Collection entries
---*---
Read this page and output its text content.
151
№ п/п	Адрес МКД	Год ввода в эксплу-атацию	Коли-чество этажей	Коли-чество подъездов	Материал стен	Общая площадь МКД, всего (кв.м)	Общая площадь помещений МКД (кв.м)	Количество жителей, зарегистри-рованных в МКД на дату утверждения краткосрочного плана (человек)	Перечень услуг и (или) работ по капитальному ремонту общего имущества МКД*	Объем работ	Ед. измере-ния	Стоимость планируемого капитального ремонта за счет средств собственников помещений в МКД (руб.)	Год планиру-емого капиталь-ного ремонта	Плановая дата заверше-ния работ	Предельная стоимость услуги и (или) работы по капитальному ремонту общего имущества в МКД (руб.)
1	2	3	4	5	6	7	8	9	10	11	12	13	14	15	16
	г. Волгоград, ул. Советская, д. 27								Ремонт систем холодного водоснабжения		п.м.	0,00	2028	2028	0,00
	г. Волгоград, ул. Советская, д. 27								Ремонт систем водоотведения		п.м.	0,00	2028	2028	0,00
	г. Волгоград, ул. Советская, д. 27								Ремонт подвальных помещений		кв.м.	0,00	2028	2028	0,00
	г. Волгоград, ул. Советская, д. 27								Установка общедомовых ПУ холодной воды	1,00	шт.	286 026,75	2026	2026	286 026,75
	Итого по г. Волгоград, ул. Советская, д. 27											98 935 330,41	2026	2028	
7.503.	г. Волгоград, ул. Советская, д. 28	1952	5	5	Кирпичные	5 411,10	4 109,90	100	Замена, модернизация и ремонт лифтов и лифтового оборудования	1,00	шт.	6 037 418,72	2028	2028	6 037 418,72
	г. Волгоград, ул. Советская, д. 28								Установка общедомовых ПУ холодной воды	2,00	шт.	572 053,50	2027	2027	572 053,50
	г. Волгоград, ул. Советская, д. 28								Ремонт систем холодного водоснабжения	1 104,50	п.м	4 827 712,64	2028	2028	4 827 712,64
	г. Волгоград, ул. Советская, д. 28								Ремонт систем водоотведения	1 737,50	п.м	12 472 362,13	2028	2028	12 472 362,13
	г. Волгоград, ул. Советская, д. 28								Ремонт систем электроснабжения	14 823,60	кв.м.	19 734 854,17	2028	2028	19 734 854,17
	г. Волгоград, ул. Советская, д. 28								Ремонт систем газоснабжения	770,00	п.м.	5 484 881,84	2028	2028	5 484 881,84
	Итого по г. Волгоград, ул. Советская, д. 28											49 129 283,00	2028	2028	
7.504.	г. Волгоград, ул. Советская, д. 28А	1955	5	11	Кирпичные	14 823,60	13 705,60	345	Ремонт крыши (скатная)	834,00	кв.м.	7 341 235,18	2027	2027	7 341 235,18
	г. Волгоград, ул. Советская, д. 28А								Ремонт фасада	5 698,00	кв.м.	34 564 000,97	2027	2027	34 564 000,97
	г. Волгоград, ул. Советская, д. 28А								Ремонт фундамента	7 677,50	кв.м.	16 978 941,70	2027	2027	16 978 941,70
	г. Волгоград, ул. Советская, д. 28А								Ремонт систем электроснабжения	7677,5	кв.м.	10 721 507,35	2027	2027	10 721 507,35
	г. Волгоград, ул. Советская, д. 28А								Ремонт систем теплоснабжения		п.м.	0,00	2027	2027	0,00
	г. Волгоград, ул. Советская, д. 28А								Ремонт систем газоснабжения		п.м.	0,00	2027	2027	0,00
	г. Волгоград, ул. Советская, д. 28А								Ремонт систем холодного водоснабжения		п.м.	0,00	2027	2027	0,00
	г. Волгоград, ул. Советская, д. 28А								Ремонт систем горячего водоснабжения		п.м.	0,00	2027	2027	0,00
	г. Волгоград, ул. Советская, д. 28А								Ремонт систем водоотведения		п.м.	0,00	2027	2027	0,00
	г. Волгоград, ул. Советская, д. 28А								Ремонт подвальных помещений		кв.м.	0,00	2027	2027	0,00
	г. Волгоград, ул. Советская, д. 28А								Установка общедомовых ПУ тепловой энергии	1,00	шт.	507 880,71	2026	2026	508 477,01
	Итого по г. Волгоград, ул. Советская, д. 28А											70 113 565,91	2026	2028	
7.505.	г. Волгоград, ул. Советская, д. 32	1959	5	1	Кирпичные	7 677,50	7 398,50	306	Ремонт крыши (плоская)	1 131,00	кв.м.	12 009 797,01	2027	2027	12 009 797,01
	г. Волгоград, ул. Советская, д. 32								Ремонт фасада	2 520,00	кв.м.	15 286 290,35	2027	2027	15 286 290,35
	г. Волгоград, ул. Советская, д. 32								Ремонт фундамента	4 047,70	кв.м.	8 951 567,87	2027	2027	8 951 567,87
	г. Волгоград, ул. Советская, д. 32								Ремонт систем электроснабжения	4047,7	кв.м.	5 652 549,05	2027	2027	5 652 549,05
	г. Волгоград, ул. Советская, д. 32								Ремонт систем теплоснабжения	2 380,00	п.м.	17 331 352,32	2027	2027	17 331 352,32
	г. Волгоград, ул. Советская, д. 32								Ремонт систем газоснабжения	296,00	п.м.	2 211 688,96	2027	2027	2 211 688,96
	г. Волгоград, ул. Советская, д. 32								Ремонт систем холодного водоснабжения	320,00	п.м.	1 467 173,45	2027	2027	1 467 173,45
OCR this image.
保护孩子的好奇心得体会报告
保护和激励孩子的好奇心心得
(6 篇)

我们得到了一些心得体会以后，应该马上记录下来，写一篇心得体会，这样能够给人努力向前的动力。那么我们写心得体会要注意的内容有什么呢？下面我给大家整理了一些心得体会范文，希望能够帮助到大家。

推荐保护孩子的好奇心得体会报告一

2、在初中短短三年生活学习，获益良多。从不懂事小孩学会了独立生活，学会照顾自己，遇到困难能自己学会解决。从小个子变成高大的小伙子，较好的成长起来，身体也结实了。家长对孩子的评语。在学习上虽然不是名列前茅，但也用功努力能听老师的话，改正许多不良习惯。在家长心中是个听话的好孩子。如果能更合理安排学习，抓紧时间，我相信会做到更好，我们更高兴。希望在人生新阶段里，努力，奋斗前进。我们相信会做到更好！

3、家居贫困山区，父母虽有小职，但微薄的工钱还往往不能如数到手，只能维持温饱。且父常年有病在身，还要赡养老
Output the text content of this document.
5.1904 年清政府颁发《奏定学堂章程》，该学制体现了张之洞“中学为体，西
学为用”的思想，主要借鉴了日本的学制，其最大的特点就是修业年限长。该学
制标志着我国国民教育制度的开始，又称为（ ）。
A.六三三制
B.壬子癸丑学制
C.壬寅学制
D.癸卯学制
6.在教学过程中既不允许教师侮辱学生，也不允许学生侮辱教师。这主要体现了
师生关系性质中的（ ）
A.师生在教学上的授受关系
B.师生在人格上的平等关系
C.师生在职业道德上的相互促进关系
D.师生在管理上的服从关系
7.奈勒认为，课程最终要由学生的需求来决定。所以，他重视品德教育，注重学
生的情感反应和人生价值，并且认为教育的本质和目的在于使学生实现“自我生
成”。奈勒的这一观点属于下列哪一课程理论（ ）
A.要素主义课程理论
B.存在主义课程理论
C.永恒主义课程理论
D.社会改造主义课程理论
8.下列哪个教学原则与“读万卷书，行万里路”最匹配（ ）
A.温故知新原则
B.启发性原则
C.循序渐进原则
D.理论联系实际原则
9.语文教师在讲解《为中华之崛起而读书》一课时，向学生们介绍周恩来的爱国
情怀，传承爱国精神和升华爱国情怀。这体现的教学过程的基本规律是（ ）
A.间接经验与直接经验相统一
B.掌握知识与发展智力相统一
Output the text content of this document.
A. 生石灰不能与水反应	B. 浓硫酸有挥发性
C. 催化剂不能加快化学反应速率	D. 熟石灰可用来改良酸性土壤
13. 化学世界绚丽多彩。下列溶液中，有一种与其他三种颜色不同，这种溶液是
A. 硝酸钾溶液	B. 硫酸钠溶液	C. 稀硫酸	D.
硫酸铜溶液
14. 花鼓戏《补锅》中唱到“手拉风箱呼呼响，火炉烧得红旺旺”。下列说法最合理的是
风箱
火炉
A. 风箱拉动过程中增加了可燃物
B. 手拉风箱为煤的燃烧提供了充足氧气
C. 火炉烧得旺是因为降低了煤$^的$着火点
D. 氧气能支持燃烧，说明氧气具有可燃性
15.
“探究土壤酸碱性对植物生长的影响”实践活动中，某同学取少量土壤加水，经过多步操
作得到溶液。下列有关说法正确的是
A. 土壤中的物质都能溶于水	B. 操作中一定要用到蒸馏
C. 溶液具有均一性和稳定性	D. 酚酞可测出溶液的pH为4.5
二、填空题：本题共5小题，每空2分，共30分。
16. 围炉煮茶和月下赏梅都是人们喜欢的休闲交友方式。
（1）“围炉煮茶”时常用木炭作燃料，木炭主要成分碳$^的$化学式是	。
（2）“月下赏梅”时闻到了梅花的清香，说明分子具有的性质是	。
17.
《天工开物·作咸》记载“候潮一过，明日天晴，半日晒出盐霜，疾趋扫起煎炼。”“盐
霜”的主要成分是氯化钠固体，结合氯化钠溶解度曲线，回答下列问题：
---*---
• [Task objective] Copy the lines from the entries above in which the word "фасада" appears.

• [Exercise answer]
	г. Волгоград, ул. Советская, д. 28А								Ремонт фасада	5 698,00	кв.м.	34 564 000,97	2027	2027	34 564 000,97
	г. Волгоград, ул. Советская, д. 32								Ремонт фасада	2 520,00	кв.м.	15 286 290,35	2027	2027	15 286 290,35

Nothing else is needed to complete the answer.